**WHAT THE TASK REQUIRES**: Which lines in the records below contain the word "this"? Copy each of them.

----------

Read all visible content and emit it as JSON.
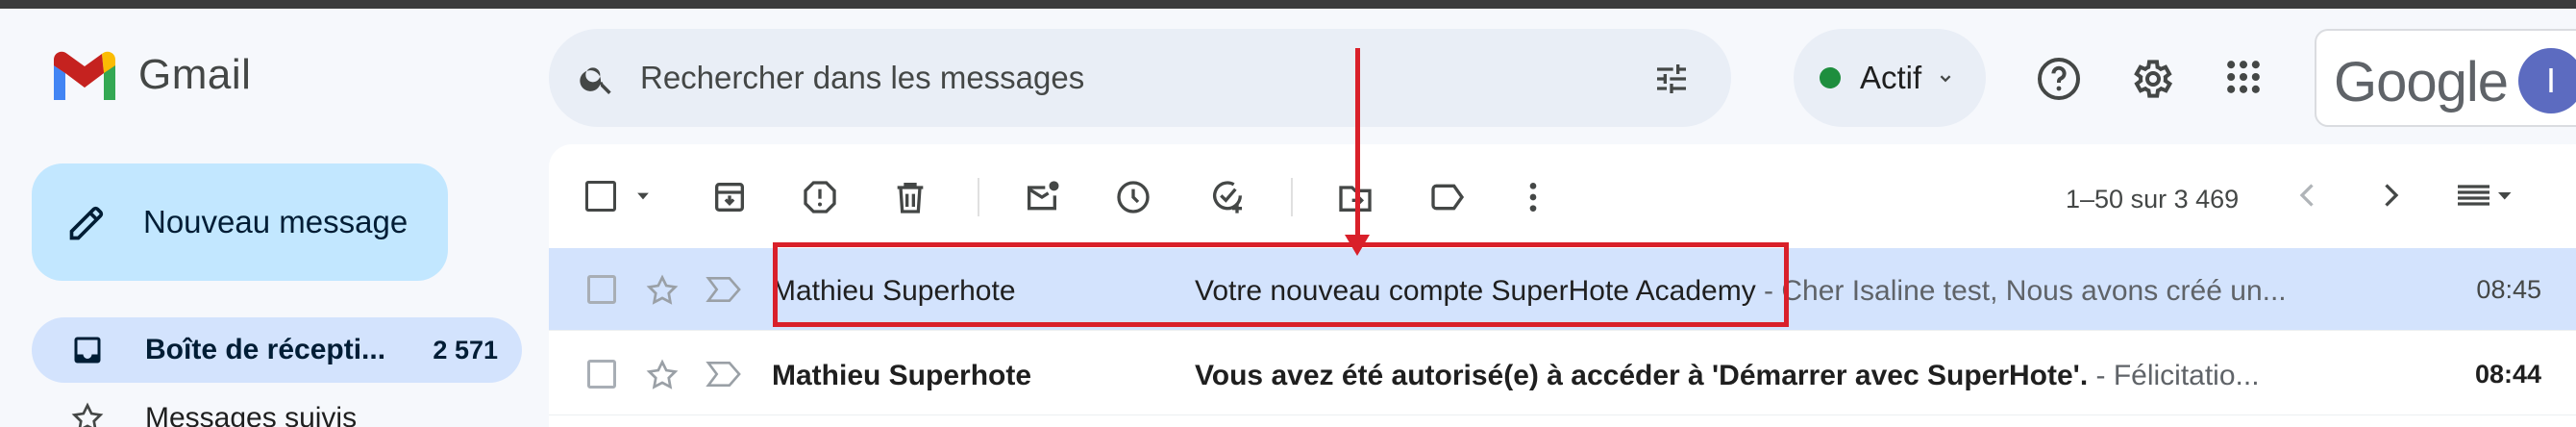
{
  "app": {
    "name": "Gmail"
  },
  "search": {
    "placeholder": "Rechercher dans les messages"
  },
  "status": {
    "label": "Actif",
    "color": "#1e8e3e"
  },
  "header": {
    "google_label": "Google",
    "avatar_initial": "I"
  },
  "compose": {
    "label": "Nouveau message"
  },
  "sidebar": {
    "items": [
      {
        "label": "Boîte de récepti...",
        "count": "2 571",
        "icon": "inbox-icon",
        "active": true
      },
      {
        "label": "Messages suivis",
        "icon": "star-icon",
        "active": false
      }
    ]
  },
  "toolbar": {
    "icons": [
      "select-checkbox",
      "select-dropdown",
      "archive-icon",
      "report-spam-icon",
      "delete-icon",
      "mark-unread-icon",
      "snooze-icon",
      "add-task-icon",
      "move-to-icon",
      "label-icon",
      "more-icon"
    ],
    "pagination": "1–50 sur 3 469"
  },
  "messages": [
    {
      "sender": "Mathieu Superhote",
      "subject": "Votre nouveau compte SuperHote Academy",
      "snippet": " - Cher Isaline test, Nous avons créé un...",
      "time": "08:45",
      "unread": false,
      "selected": true
    },
    {
      "sender": "Mathieu Superhote",
      "subject": "Vous avez été autorisé(e) à accéder à 'Démarrer avec SuperHote'.",
      "snippet": " - Félicitatio...",
      "time": "08:44",
      "unread": true,
      "selected": false
    }
  ],
  "colors": {
    "accent_red": "#d9202a",
    "selected_row": "#d3e3fd",
    "compose_bg": "#c2e7ff"
  }
}
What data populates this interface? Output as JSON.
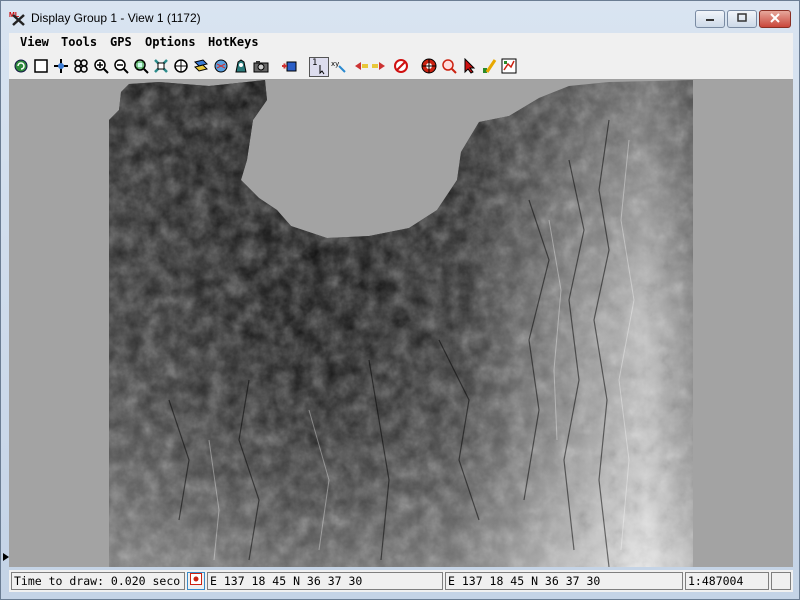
{
  "window": {
    "title": "Display Group 1 - View 1 (1172)",
    "icons": {
      "app": "tntmips-app-icon",
      "minimize": "minimize-icon",
      "maximize": "maximize-icon",
      "close": "close-icon"
    },
    "colors": {
      "close": "#c9463a",
      "frame": "#c4d3e6"
    }
  },
  "menu": {
    "items": [
      {
        "label": "View"
      },
      {
        "label": "Tools"
      },
      {
        "label": "GPS"
      },
      {
        "label": "Options"
      },
      {
        "label": "HotKeys"
      }
    ]
  },
  "toolbar": {
    "icons": [
      "redraw-icon",
      "full-view-icon",
      "pan-icon",
      "multi-pan-icon",
      "zoom-in-icon",
      "zoom-out-icon",
      "zoom-box-icon",
      "zoom-full-icon",
      "zoom-1x-icon",
      "layer-icon",
      "group-icon",
      "locate-icon",
      "snapshot-icon",
      "add-layer-icon",
      "select-1-icon",
      "select-xy-icon",
      "prev-next-icon",
      "goto-icon",
      "cancel-icon",
      "gps-icon",
      "zoom-magnify-icon",
      "select-arrow-icon",
      "edit-icon",
      "legend-icon"
    ],
    "select_badge": "1"
  },
  "canvas": {
    "image": "shaded-elevation-raster",
    "colors": {
      "background": "#a3a3a3",
      "dark": "#0a0a0a",
      "light": "#f2f2f2"
    }
  },
  "status": {
    "time_to_draw": "Time to draw: 0.020 seco",
    "position_icon": "gps-position-icon",
    "coords_1": "E 137 18 45   N 36 37 30",
    "coords_2": "E 137 18 45   N 36 37 30",
    "scale": "1:487004"
  }
}
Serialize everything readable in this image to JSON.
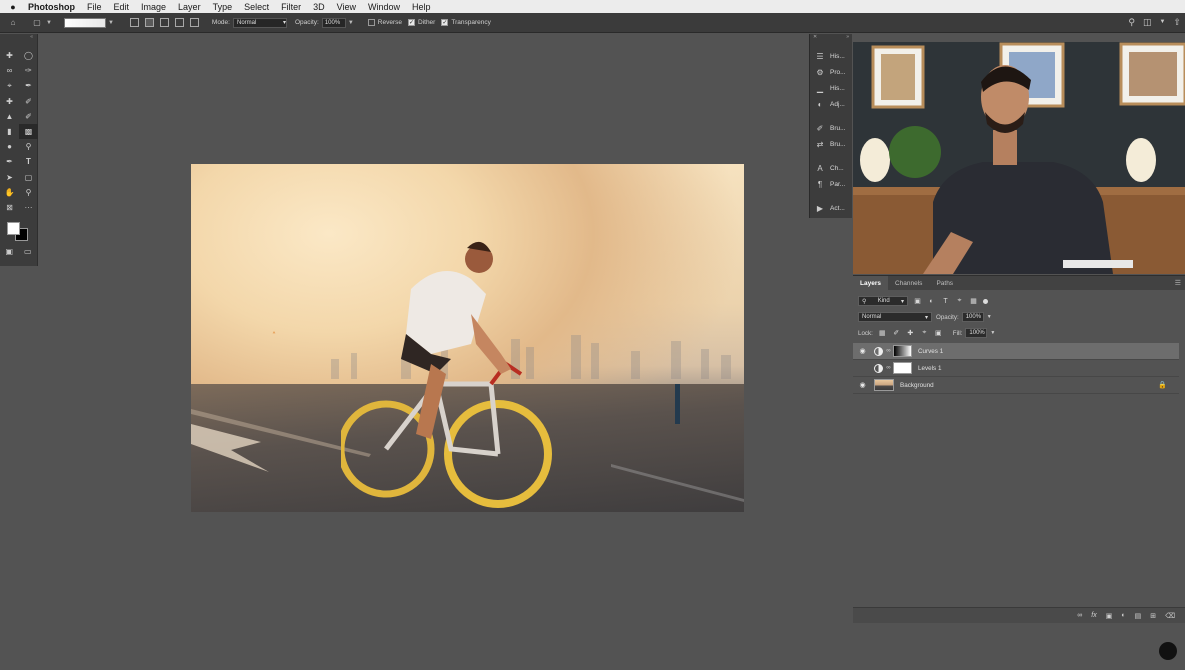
{
  "menubar": {
    "app": "Photoshop",
    "items": [
      "File",
      "Edit",
      "Image",
      "Layer",
      "Type",
      "Select",
      "Filter",
      "3D",
      "View",
      "Window",
      "Help"
    ]
  },
  "options": {
    "mode_label": "Mode:",
    "mode_value": "Normal",
    "opacity_label": "Opacity:",
    "opacity_value": "100%",
    "reverse_label": "Reverse",
    "dither_label": "Dither",
    "transparency_label": "Transparency",
    "reverse_checked": false,
    "dither_checked": true,
    "transparency_checked": true
  },
  "tools": {
    "fg_color": "#ffffff",
    "bg_color": "#000000"
  },
  "minipanel": {
    "items": [
      {
        "label": "His...",
        "icon": "history-icon"
      },
      {
        "label": "Pro...",
        "icon": "properties-icon"
      },
      {
        "label": "His...",
        "icon": "histogram-icon"
      },
      {
        "label": "Adj...",
        "icon": "adjustments-icon"
      },
      {
        "label": "Bru...",
        "icon": "brush-icon"
      },
      {
        "label": "Bru...",
        "icon": "brush-settings-icon"
      },
      {
        "label": "Ch...",
        "icon": "character-icon"
      },
      {
        "label": "Par...",
        "icon": "paragraph-icon"
      },
      {
        "label": "Act...",
        "icon": "actions-icon"
      }
    ]
  },
  "layers_panel": {
    "tabs": [
      "Layers",
      "Channels",
      "Paths"
    ],
    "kind_label": "Kind",
    "blend_mode": "Normal",
    "opacity_label": "Opacity:",
    "opacity_value": "100%",
    "lock_label": "Lock:",
    "fill_label": "Fill:",
    "fill_value": "100%",
    "layers": [
      {
        "name": "Curves 1",
        "visible": true,
        "selected": true,
        "type": "adjustment"
      },
      {
        "name": "Levels 1",
        "visible": false,
        "selected": false,
        "type": "adjustment"
      },
      {
        "name": "Background",
        "visible": true,
        "selected": false,
        "type": "image",
        "locked": true
      }
    ]
  }
}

----------

**TASK SOLUTION**:
What data populates this interface? Output as JSON.
Serialize everything readable in this image to JSON.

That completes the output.